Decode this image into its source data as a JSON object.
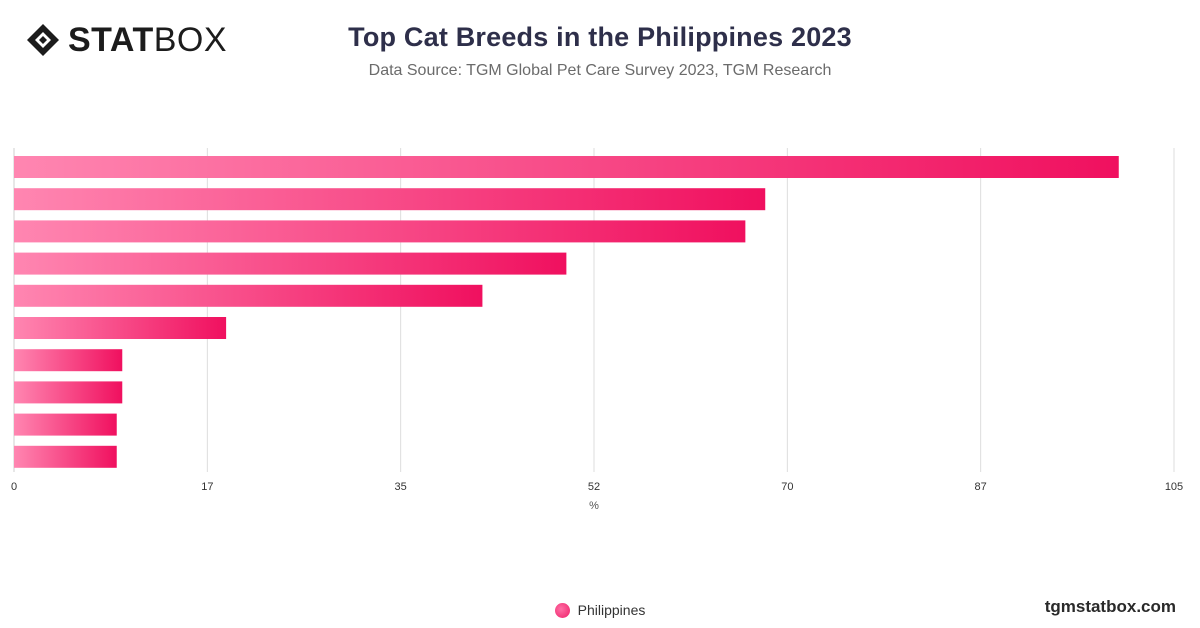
{
  "header": {
    "logo_bold": "STAT",
    "logo_light": "BOX",
    "title": "Top Cat Breeds in the Philippines 2023",
    "subtitle": "Data Source: TGM Global Pet Care Survey 2023, TGM Research"
  },
  "footer": {
    "brand": "tgmstatbox.com"
  },
  "legend": {
    "label": "Philippines"
  },
  "colors": {
    "bar_start": "#ff86b1",
    "bar_end": "#f0105f"
  },
  "chart_data": {
    "type": "bar",
    "orientation": "horizontal",
    "categories": [
      "",
      "",
      "",
      "",
      "",
      "",
      "",
      "",
      "",
      ""
    ],
    "series": [
      {
        "name": "Philippines",
        "values": [
          100,
          68,
          66.2,
          50,
          42.4,
          19.2,
          9.8,
          9.8,
          9.3,
          9.3
        ]
      }
    ],
    "xlabel": "%",
    "ylabel": "",
    "xlim": [
      0,
      105
    ],
    "xticks": [
      "0",
      "17",
      "35",
      "52",
      "70",
      "87",
      "105"
    ],
    "grid": true,
    "legend_position": "bottom-center"
  }
}
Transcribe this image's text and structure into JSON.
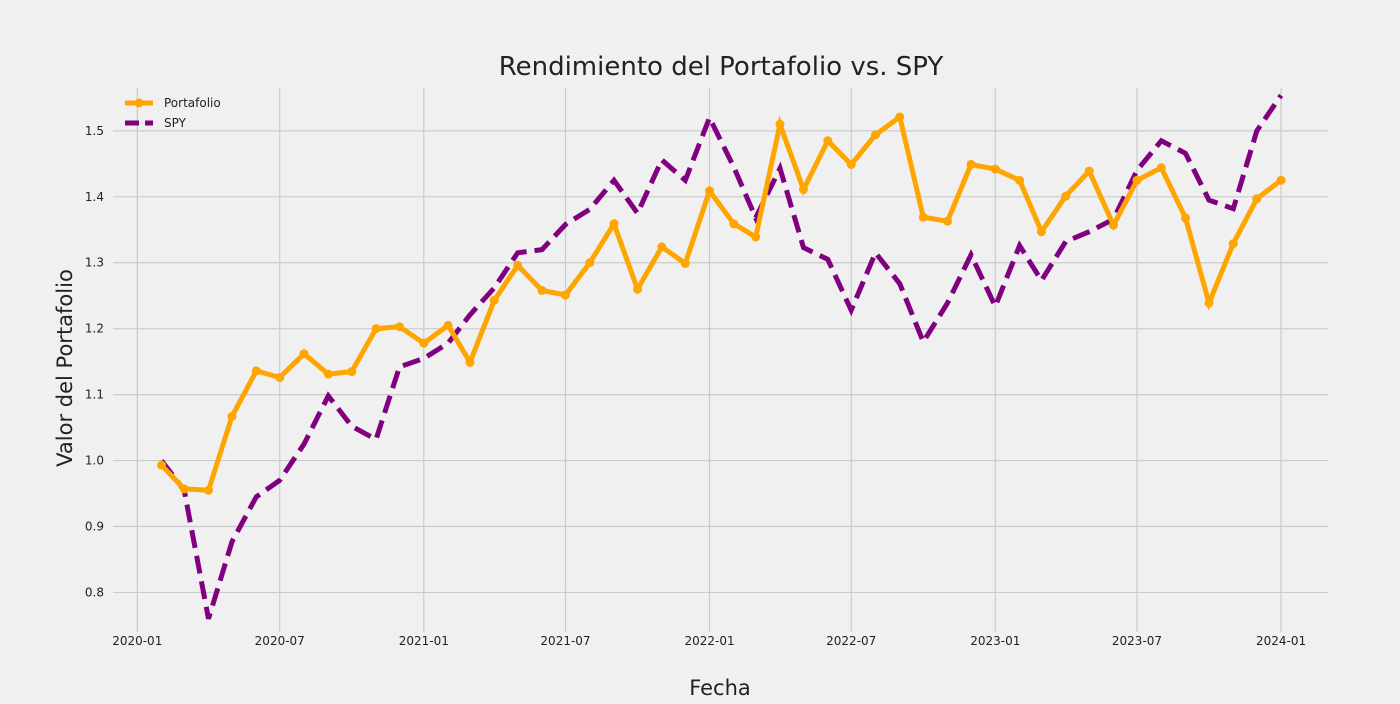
{
  "chart_data": {
    "type": "line",
    "title": "Rendimiento del Portafolio vs. SPY",
    "xlabel": "Fecha",
    "ylabel": "Valor del Portafolio",
    "x_ticks": [
      "2020-01",
      "2020-07",
      "2021-01",
      "2021-07",
      "2022-01",
      "2022-07",
      "2023-01",
      "2023-07",
      "2024-01"
    ],
    "y_ticks": [
      0.8,
      0.9,
      1.0,
      1.1,
      1.2,
      1.3,
      1.4,
      1.5
    ],
    "ylim": [
      0.74,
      1.565
    ],
    "xlim": [
      "2019-12-01",
      "2024-03-01"
    ],
    "grid": true,
    "legend_position": "top-left",
    "x": [
      "2020-02-01",
      "2020-03-01",
      "2020-04-01",
      "2020-05-01",
      "2020-06-01",
      "2020-07-01",
      "2020-08-01",
      "2020-09-01",
      "2020-10-01",
      "2020-11-01",
      "2020-12-01",
      "2021-01-01",
      "2021-02-01",
      "2021-03-01",
      "2021-04-01",
      "2021-05-01",
      "2021-06-01",
      "2021-07-01",
      "2021-08-01",
      "2021-09-01",
      "2021-10-01",
      "2021-11-01",
      "2021-12-01",
      "2022-01-01",
      "2022-02-01",
      "2022-03-01",
      "2022-04-01",
      "2022-05-01",
      "2022-06-01",
      "2022-07-01",
      "2022-08-01",
      "2022-09-01",
      "2022-10-01",
      "2022-11-01",
      "2022-12-01",
      "2023-01-01",
      "2023-02-01",
      "2023-03-01",
      "2023-04-01",
      "2023-05-01",
      "2023-06-01",
      "2023-07-01",
      "2023-08-01",
      "2023-09-01",
      "2023-10-01",
      "2023-11-01",
      "2023-12-01",
      "2024-01-01"
    ],
    "series": [
      {
        "name": "Portafolio",
        "color": "#FFA500",
        "style": "solid",
        "markers": true,
        "values": [
          0.993,
          0.957,
          0.955,
          1.067,
          1.136,
          1.126,
          1.162,
          1.131,
          1.135,
          1.2,
          1.203,
          1.178,
          1.205,
          1.149,
          1.243,
          1.296,
          1.258,
          1.251,
          1.3,
          1.359,
          1.26,
          1.324,
          1.299,
          1.409,
          1.359,
          1.339,
          1.51,
          1.411,
          1.485,
          1.449,
          1.494,
          1.521,
          1.369,
          1.363,
          1.449,
          1.442,
          1.425,
          1.347,
          1.401,
          1.439,
          1.357,
          1.425,
          1.444,
          1.368,
          1.239,
          1.329,
          1.397,
          1.425
        ]
      },
      {
        "name": "SPY",
        "color": "#800080",
        "style": "dashed",
        "markers": false,
        "values": [
          1.0,
          0.955,
          0.76,
          0.877,
          0.945,
          0.97,
          1.025,
          1.098,
          1.052,
          1.032,
          1.142,
          1.155,
          1.178,
          1.221,
          1.262,
          1.315,
          1.32,
          1.358,
          1.381,
          1.425,
          1.375,
          1.456,
          1.425,
          1.52,
          1.445,
          1.368,
          1.443,
          1.323,
          1.305,
          1.228,
          1.315,
          1.268,
          1.18,
          1.239,
          1.312,
          1.234,
          1.326,
          1.273,
          1.332,
          1.347,
          1.366,
          1.44,
          1.485,
          1.466,
          1.395,
          1.382,
          1.5,
          1.554
        ]
      }
    ]
  }
}
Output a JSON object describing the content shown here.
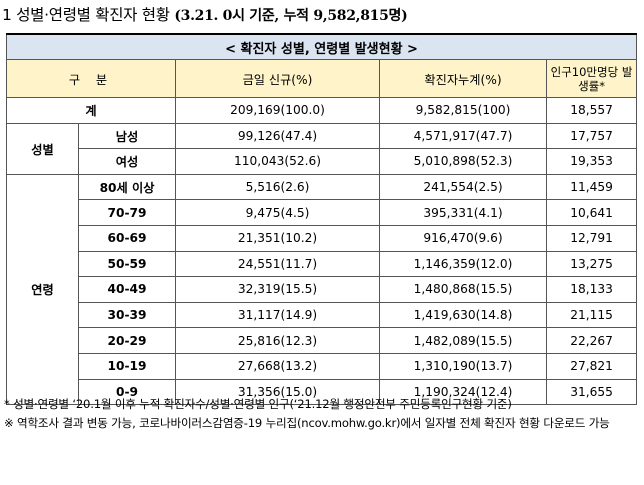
{
  "heading": {
    "main": "1  성별·연령별 확진자 현황",
    "sub": "(3.21. 0시 기준, 누적 9,582,815명)"
  },
  "table": {
    "title": "< 확진자 성별, 연령별 발생현황 >",
    "headers": {
      "category": "구 분",
      "today": "금일 신규(%)",
      "cumulative": "확진자누계(%)",
      "per100k": "인구10만명당 발생률*"
    },
    "total": {
      "label": "계",
      "today": "209,169(100.0)",
      "cumulative": "9,582,815(100)",
      "per100k": "18,557"
    },
    "sex_label": "성별",
    "sex": [
      {
        "label": "남성",
        "today": "99,126(47.4)",
        "cumulative": "4,571,917(47.7)",
        "per100k": "17,757"
      },
      {
        "label": "여성",
        "today": "110,043(52.6)",
        "cumulative": "5,010,898(52.3)",
        "per100k": "19,353"
      }
    ],
    "age_label": "연령",
    "age": [
      {
        "label": "80세 이상",
        "today": "5,516(2.6)",
        "cumulative": "241,554(2.5)",
        "per100k": "11,459"
      },
      {
        "label": "70-79",
        "today": "9,475(4.5)",
        "cumulative": "395,331(4.1)",
        "per100k": "10,641"
      },
      {
        "label": "60-69",
        "today": "21,351(10.2)",
        "cumulative": "916,470(9.6)",
        "per100k": "12,791"
      },
      {
        "label": "50-59",
        "today": "24,551(11.7)",
        "cumulative": "1,146,359(12.0)",
        "per100k": "13,275"
      },
      {
        "label": "40-49",
        "today": "32,319(15.5)",
        "cumulative": "1,480,868(15.5)",
        "per100k": "18,133"
      },
      {
        "label": "30-39",
        "today": "31,117(14.9)",
        "cumulative": "1,419,630(14.8)",
        "per100k": "21,115"
      },
      {
        "label": "20-29",
        "today": "25,816(12.3)",
        "cumulative": "1,482,089(15.5)",
        "per100k": "22,267"
      },
      {
        "label": "10-19",
        "today": "27,668(13.2)",
        "cumulative": "1,310,190(13.7)",
        "per100k": "27,821"
      },
      {
        "label": "0-9",
        "today": "31,356(15.0)",
        "cumulative": "1,190,324(12.4)",
        "per100k": "31,655"
      }
    ]
  },
  "notes": [
    "* 성별·연령별 ‘20.1월 이후 누적 확진자수/성별·연령별 인구(‘21.12월 행정안전부 주민등록인구현황 기준)",
    "※ 역학조사 결과 변동 가능, 코로나바이러스감염증-19 누리집(ncov.mohw.go.kr)에서 일자별 전체 확진자 현황 다운로드 가능"
  ]
}
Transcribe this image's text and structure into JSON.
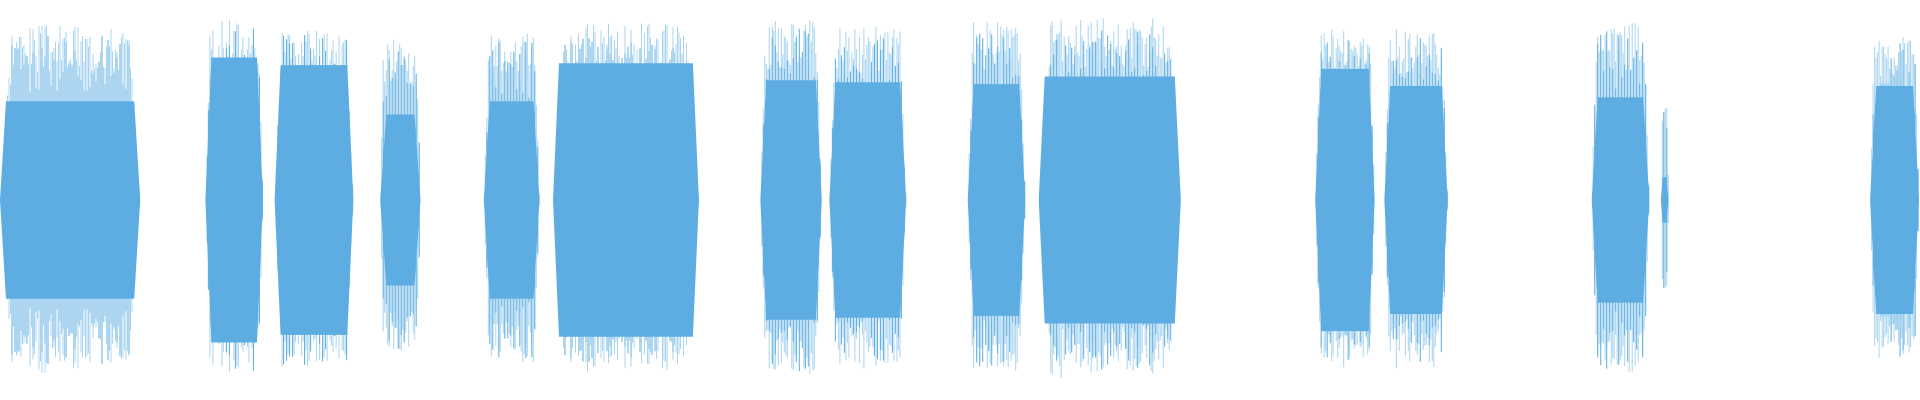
{
  "waveform": {
    "colors": {
      "background": "#ffffff",
      "peak": "#5dade2",
      "rms": "#5dade2",
      "light": "#a9d4f0"
    },
    "segments": [
      {
        "start": 0.0,
        "end": 0.073,
        "peak": 0.93,
        "rms": 0.52,
        "seed": 3
      },
      {
        "start": 0.107,
        "end": 0.137,
        "peak": 0.95,
        "rms": 0.75,
        "seed": 7
      },
      {
        "start": 0.143,
        "end": 0.184,
        "peak": 0.92,
        "rms": 0.71,
        "seed": 11
      },
      {
        "start": 0.198,
        "end": 0.219,
        "peak": 0.85,
        "rms": 0.45,
        "seed": 13
      },
      {
        "start": 0.252,
        "end": 0.281,
        "peak": 0.88,
        "rms": 0.52,
        "seed": 17
      },
      {
        "start": 0.288,
        "end": 0.364,
        "peak": 0.93,
        "rms": 0.72,
        "seed": 19
      },
      {
        "start": 0.396,
        "end": 0.428,
        "peak": 0.95,
        "rms": 0.63,
        "seed": 23
      },
      {
        "start": 0.432,
        "end": 0.472,
        "peak": 0.92,
        "rms": 0.62,
        "seed": 29
      },
      {
        "start": 0.504,
        "end": 0.534,
        "peak": 0.94,
        "rms": 0.61,
        "seed": 31
      },
      {
        "start": 0.541,
        "end": 0.615,
        "peak": 0.96,
        "rms": 0.65,
        "seed": 37
      },
      {
        "start": 0.685,
        "end": 0.716,
        "peak": 0.92,
        "rms": 0.69,
        "seed": 41
      },
      {
        "start": 0.721,
        "end": 0.754,
        "peak": 0.9,
        "rms": 0.6,
        "seed": 43
      },
      {
        "start": 0.829,
        "end": 0.859,
        "peak": 0.94,
        "rms": 0.54,
        "seed": 47
      },
      {
        "start": 0.865,
        "end": 0.869,
        "peak": 0.55,
        "rms": 0.12,
        "seed": 53
      },
      {
        "start": 0.974,
        "end": 1.0,
        "peak": 0.88,
        "rms": 0.6,
        "seed": 59
      }
    ]
  }
}
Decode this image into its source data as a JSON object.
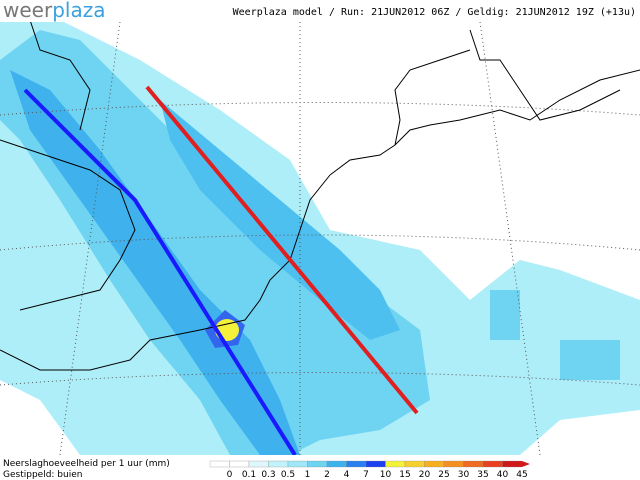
{
  "logo": {
    "part1": "weer",
    "part2": "plaza"
  },
  "header": {
    "text": "Weerplaza model  /  Run: 21JUN2012 06Z  /  Geldig: 21JUN2012 19Z (+13u)"
  },
  "legend": {
    "title": "Neerslaghoeveelheid per 1 uur (mm)",
    "subtitle": "Gestippeld: buien",
    "ticks": [
      "0",
      "0.1",
      "0.3",
      "0.5",
      "1",
      "2",
      "4",
      "7",
      "10",
      "15",
      "20",
      "25",
      "30",
      "35",
      "40",
      "45"
    ]
  }
}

→ **Exercise prompt**
List each line holding the string "Philippines".

→ **The response**
    "title": "Top Cat Breeds in the Philippines 2023",
    "label": "Philippines"
        "name": "Philippines",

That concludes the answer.